### Dataset entries
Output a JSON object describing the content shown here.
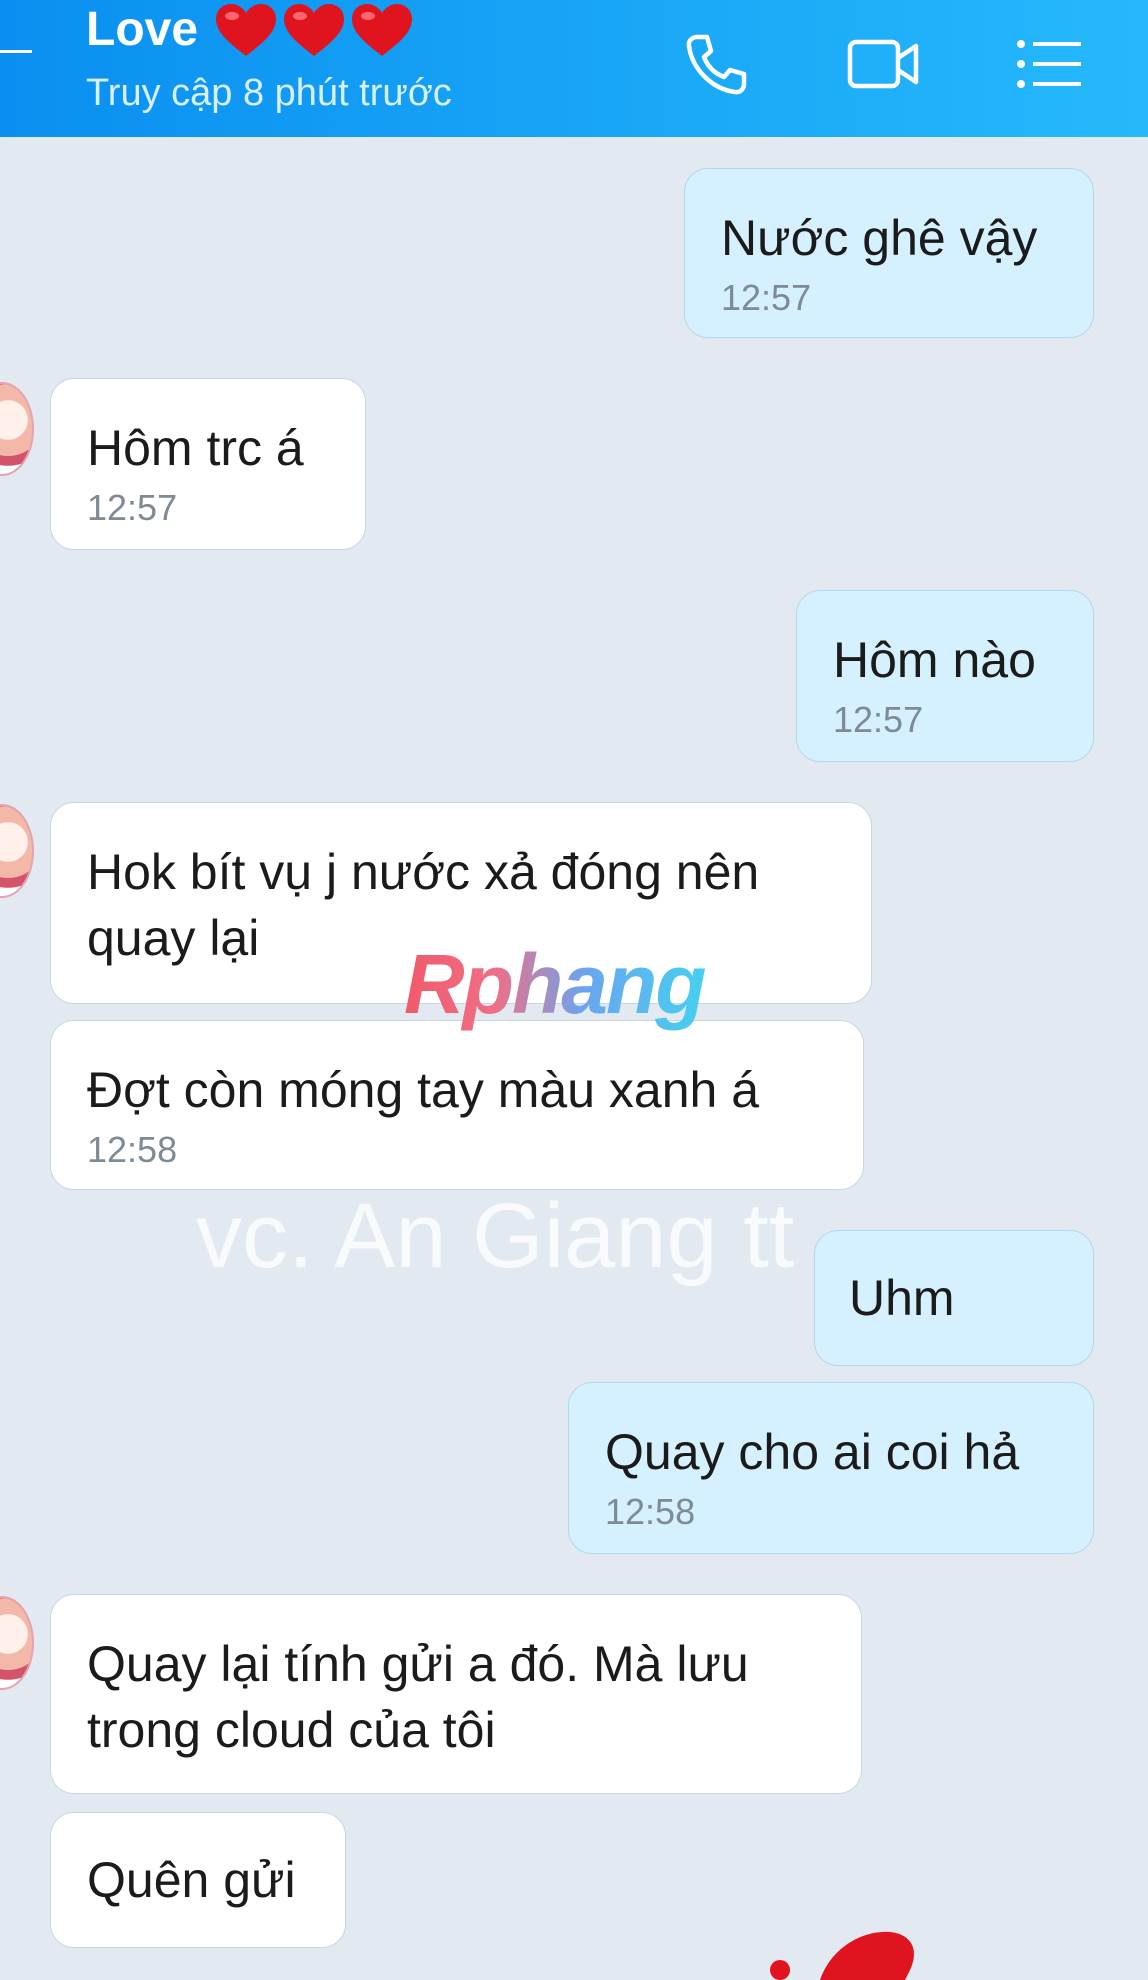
{
  "header": {
    "title": "Love",
    "subtitle": "Truy cập 8 phút trước",
    "icons": [
      "back-icon",
      "heart-icon",
      "phone-icon",
      "video-call-icon",
      "menu-list-icon"
    ],
    "colors": {
      "bar": "#0a8ff0",
      "heart": "#e0141e"
    }
  },
  "messages": [
    {
      "direction": "out",
      "text": "Nước ghê vậy",
      "time": "12:57"
    },
    {
      "direction": "in",
      "text": "Hôm trc á",
      "time": "12:57"
    },
    {
      "direction": "out",
      "text": "Hôm nào",
      "time": "12:57"
    },
    {
      "direction": "in",
      "line1": "Hok bít vụ j nước xả đóng nên",
      "line2": "quay lại"
    },
    {
      "direction": "in",
      "text": "Đợt còn móng tay màu xanh á",
      "time": "12:58"
    },
    {
      "direction": "out",
      "text": "Uhm"
    },
    {
      "direction": "out",
      "text": "Quay cho ai coi hả",
      "time": "12:58"
    },
    {
      "direction": "in",
      "line1": "Quay lại tính gửi a đó. Mà lưu",
      "line2": "trong cloud của tôi"
    },
    {
      "direction": "in",
      "text": "Quên gửi"
    }
  ],
  "watermark": {
    "logo": "Rphang",
    "text": "vc. An Giang tt"
  },
  "theme": {
    "background": "#e2e9f1",
    "outgoing_bubble": "#d5f1ff",
    "incoming_bubble": "#ffffff",
    "time_color": "#7e8a96"
  }
}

### What you have to do
Reproduce every entry word for word, but omit the pictures.

### Response for this exercise
Output a JSON object describing the content shown here.
{
  "header": {
    "title": "Love",
    "subtitle": "Truy cập 8 phút trước",
    "icons": [
      "back-icon",
      "heart-icon",
      "phone-icon",
      "video-call-icon",
      "menu-list-icon"
    ],
    "colors": {
      "bar": "#0a8ff0",
      "heart": "#e0141e"
    }
  },
  "messages": [
    {
      "direction": "out",
      "text": "Nước ghê vậy",
      "time": "12:57"
    },
    {
      "direction": "in",
      "text": "Hôm trc á",
      "time": "12:57"
    },
    {
      "direction": "out",
      "text": "Hôm nào",
      "time": "12:57"
    },
    {
      "direction": "in",
      "line1": "Hok bít vụ j nước xả đóng nên",
      "line2": "quay lại"
    },
    {
      "direction": "in",
      "text": "Đợt còn móng tay màu xanh á",
      "time": "12:58"
    },
    {
      "direction": "out",
      "text": "Uhm"
    },
    {
      "direction": "out",
      "text": "Quay cho ai coi hả",
      "time": "12:58"
    },
    {
      "direction": "in",
      "line1": "Quay lại tính gửi a đó. Mà lưu",
      "line2": "trong cloud của tôi"
    },
    {
      "direction": "in",
      "text": "Quên gửi"
    }
  ],
  "watermark": {
    "logo": "Rphang",
    "text": "vc. An Giang tt"
  },
  "theme": {
    "background": "#e2e9f1",
    "outgoing_bubble": "#d5f1ff",
    "incoming_bubble": "#ffffff",
    "time_color": "#7e8a96"
  }
}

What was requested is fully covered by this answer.